» SELECTED PASSAGE:
# # # # # # #

Teen injures eye after BB ricochets off of tree by Robert A. Baker / The Post-Standard; December 26, 2008

I can vouch for this happening in real life: you can fire a BB, it strikes a hard target, and bounces straight back into the eye you used to aim with. Crap!

My eye glasses of the time protected me.

Certain conditions are necessary for this mirroring effect, such as the target surface being fairly flat and at right angles to your gun. But ricochets (indirect or second-hand bounces) could theoretically do it too: I've shot squirrels around corners before with BB ricochets, when I couldn't target them directly (they were hiding behind a beam).

The power behind the shot and the hardness of the target are also factors. The weaker the power, the easier to get a bounceback. The softer the target, the less likely to get a bounceback (some BB guns are variable power you can select by pumping more or less; CO2 cartridges also weaken as more shots are expended).

The range matters too. The longer the range to target, the less likely you'll get the mirroring effect.

# # # # # # #

» SET PROBLEM 1: In the BB ricochet passage, take the section from "The power behind" to "shots are expended)." and swap "bounceback" for "rebound" in it.
» SET PROBLEM 2: Extract the rows from the line with "Localize all elements." to the line with "292, 552, 306]", copying each one exactly and omitting the picture.
The passage about the BB ricochet and the rows that follow it are unrelated.

» SUPPLIED ENTRIES:

# # # # # # #

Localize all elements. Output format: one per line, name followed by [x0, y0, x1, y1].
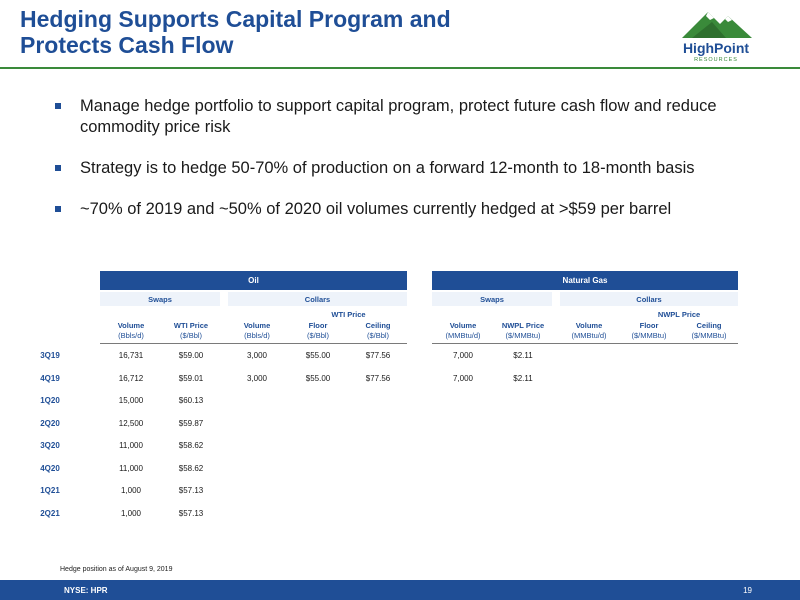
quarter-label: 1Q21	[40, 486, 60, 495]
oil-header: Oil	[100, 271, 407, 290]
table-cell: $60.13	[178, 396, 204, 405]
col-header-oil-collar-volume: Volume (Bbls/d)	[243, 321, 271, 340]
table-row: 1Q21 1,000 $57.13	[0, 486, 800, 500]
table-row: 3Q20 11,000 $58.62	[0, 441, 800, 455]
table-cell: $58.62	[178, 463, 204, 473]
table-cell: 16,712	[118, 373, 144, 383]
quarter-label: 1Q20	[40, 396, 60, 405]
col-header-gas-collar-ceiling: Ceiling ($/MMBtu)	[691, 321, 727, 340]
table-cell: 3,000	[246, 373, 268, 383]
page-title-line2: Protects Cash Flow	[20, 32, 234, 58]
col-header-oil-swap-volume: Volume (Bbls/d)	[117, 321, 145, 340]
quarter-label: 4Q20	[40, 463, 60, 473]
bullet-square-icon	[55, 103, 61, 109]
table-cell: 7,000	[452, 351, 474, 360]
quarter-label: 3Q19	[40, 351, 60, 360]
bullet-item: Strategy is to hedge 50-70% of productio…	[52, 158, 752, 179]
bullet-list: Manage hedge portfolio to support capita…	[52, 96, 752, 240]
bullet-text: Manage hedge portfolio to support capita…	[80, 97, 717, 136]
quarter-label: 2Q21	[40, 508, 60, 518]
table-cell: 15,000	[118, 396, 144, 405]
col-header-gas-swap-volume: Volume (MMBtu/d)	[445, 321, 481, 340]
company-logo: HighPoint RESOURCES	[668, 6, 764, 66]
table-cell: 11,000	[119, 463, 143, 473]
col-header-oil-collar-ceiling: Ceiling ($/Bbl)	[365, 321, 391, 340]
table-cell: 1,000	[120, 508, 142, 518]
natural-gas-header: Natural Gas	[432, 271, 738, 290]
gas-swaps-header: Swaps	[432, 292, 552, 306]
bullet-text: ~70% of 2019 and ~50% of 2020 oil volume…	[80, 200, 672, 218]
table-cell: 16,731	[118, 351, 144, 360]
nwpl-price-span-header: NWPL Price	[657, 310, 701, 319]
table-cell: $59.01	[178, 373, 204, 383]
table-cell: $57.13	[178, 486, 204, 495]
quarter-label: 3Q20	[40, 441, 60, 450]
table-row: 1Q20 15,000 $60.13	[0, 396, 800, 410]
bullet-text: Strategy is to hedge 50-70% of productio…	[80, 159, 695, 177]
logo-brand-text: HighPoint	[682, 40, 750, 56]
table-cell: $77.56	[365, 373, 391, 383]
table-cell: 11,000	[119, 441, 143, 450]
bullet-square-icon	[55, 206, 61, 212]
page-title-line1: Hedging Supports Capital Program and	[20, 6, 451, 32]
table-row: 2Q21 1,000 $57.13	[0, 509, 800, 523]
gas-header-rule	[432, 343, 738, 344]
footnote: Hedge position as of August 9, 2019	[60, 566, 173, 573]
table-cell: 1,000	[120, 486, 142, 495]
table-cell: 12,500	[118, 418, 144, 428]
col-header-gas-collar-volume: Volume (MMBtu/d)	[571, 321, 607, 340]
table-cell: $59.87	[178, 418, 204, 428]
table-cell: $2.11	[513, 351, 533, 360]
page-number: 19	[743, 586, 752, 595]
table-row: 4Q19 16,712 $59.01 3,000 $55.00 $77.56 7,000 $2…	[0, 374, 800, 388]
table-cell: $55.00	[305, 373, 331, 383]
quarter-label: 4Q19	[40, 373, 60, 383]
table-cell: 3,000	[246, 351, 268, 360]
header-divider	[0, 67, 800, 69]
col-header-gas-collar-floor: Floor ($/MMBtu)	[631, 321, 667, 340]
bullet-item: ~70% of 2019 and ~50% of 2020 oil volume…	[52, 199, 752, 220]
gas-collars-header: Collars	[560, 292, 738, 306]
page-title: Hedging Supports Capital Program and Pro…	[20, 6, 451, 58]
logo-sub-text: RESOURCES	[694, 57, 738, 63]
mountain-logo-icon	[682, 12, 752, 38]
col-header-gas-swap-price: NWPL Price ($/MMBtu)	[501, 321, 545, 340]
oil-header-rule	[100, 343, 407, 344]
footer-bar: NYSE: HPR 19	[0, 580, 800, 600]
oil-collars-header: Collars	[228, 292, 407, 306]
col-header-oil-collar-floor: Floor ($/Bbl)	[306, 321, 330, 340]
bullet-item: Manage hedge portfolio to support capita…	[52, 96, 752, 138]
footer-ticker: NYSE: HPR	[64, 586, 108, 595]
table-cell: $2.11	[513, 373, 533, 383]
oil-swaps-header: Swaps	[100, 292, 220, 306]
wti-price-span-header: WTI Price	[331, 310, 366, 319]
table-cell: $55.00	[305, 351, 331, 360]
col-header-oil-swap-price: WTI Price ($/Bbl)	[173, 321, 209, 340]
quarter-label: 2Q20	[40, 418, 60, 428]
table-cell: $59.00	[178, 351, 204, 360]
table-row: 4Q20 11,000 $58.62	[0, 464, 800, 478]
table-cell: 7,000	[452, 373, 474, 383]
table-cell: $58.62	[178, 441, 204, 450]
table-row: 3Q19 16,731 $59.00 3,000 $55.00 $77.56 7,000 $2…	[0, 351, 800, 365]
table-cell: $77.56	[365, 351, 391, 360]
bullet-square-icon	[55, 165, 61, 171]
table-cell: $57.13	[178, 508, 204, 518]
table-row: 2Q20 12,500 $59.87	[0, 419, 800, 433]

# # # # # # #

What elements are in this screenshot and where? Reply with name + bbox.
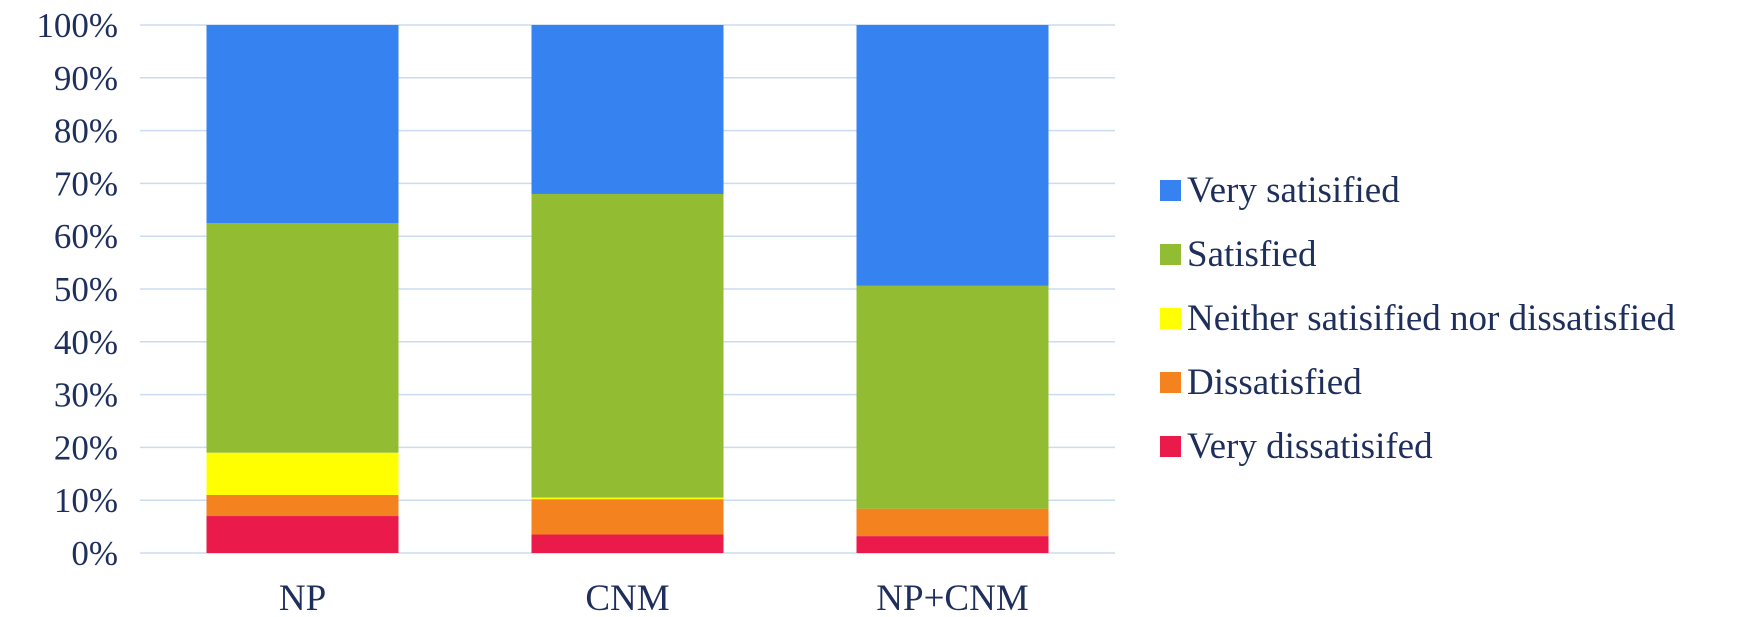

# # # # # # #

» SOLUTION 1:
The power behind the shot and the hardness of the target are also factors. The weaker the power, the easier to get a rebound. The softer the target, the less likely to get a rebound (some BB guns are variable power you can select by pumping more or less; CO2 cartridges also weaken as more shots are expended).

» SOLUTION 2:
Localize all elements. Output format: one per line, name followed by [x0, y0, x1, y1].
quarter-label: 1Q21	[40, 486, 60, 495]
oil-header: Oil	[100, 271, 407, 290]
table-cell: $60.13	[178, 396, 204, 405]
col-header-oil-collar-volume: Volume (Bbls/d)	[243, 321, 271, 340]
table-row: 1Q21 1,000 $57.13	[0, 486, 800, 500]
table-row: 3Q20 11,000 $58.62	[0, 441, 800, 455]
table-cell: $58.62	[178, 463, 204, 473]
table-cell: 16,712	[118, 373, 144, 383]
quarter-label: 1Q20	[40, 396, 60, 405]
col-header-gas-collar-ceiling: Ceiling ($/MMBtu)	[691, 321, 727, 340]
table-cell: 3,000	[246, 373, 268, 383]
page-title-line2: Protects Cash Flow	[20, 32, 234, 58]
col-header-oil-swap-volume: Volume (Bbls/d)	[117, 321, 145, 340]
quarter-label: 4Q20	[40, 463, 60, 473]
bullet-square-icon	[55, 103, 61, 109]
table-cell: 7,000	[452, 351, 474, 360]
quarter-label: 3Q19	[40, 351, 60, 360]
bullet-item: Strategy is to hedge 50-70% of productio…	[52, 158, 752, 179]
bullet-list: Manage hedge portfolio to support capita…	[52, 96, 752, 240]
bullet-text: Manage hedge portfolio to support capita…	[80, 97, 717, 136]
quarter-label: 2Q21	[40, 508, 60, 518]
table-cell: 15,000	[118, 396, 144, 405]
col-header-gas-swap-volume: Volume (MMBtu/d)	[445, 321, 481, 340]
company-logo: HighPoint RESOURCES	[668, 6, 764, 66]
table-cell: 11,000	[119, 463, 143, 473]
col-header-oil-collar-ceiling: Ceiling ($/Bbl)	[365, 321, 391, 340]
table-cell: 1,000	[120, 508, 142, 518]
natural-gas-header: Natural Gas	[432, 271, 738, 290]
gas-swaps-header: Swaps	[432, 292, 552, 306]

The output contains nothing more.